Problème posé. Recopiez fidèlement la partie des enregistrements qui s'étend du début jusqu'à la ligne contenant "date-line: （2022 年 9 月 9 日） [370,210,580,234]", cette ligne comprise.

[Données de localisation des éléments]
════════════════

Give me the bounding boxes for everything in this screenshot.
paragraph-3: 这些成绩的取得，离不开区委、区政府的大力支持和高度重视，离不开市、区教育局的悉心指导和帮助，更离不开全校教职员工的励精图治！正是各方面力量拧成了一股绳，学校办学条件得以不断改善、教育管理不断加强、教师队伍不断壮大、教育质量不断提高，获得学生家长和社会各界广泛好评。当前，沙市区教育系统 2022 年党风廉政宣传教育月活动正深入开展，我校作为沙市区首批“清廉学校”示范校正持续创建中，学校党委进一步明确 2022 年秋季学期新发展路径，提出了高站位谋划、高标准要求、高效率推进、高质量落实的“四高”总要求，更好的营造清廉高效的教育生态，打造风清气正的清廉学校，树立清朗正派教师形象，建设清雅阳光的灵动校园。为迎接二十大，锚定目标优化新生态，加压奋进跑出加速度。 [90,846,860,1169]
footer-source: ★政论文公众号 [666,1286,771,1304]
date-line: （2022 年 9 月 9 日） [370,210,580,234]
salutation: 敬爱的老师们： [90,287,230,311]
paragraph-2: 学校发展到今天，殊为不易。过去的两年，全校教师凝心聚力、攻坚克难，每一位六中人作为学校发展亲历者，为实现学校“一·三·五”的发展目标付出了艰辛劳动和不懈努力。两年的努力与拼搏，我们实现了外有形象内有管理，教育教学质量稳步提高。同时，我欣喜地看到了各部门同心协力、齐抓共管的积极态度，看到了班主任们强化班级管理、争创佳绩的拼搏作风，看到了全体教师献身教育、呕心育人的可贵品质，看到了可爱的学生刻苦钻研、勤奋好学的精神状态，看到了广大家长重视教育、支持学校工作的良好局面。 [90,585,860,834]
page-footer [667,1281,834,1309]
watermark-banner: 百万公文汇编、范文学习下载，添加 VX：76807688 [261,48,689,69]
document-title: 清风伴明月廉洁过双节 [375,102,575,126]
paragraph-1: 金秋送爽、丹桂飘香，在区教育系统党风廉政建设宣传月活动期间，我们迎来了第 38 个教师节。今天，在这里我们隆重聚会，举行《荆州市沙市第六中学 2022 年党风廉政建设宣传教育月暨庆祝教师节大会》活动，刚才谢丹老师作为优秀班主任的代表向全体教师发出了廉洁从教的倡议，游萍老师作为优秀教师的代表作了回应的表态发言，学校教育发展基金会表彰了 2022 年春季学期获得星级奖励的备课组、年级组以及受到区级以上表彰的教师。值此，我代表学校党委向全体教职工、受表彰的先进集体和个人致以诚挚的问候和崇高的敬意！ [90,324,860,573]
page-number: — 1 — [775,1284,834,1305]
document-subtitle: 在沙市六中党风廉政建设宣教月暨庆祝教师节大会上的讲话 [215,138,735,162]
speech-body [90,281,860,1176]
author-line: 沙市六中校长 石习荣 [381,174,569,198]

════════════════

Réponse proposée.
Give me the bounding boxes for everything in this screenshot.
paragraph-3: 这些成绩的取得，离不开区委、区政府的大力支持和高度重视，离不开市、区教育局的悉心指导和帮助，更离不开全校教职员工的励精图治！正是各方面力量拧成了一股绳，学校办学条件得以不断改善、教育管理不断加强、教师队伍不断壮大、教育质量不断提高，获得学生家长和社会各界广泛好评。当前，沙市区教育系统 2022 年党风廉政宣传教育月活动正深入开展，我校作为沙市区首批“清廉学校”示范校正持续创建中，学校党委进一步明确 2022 年秋季学期新发展路径，提出了高站位谋划、高标准要求、高效率推进、高质量落实的“四高”总要求，更好的营造清廉高效的教育生态，打造风清气正的清廉学校，树立清朗正派教师形象，建设清雅阳光的灵动校园。为迎接二十大，锚定目标优化新生态，加压奋进跑出加速度。 [90,846,860,1169]
footer-source: ★政论文公众号 [666,1286,771,1304]
date-line: （2022 年 9 月 9 日） [370,210,580,234]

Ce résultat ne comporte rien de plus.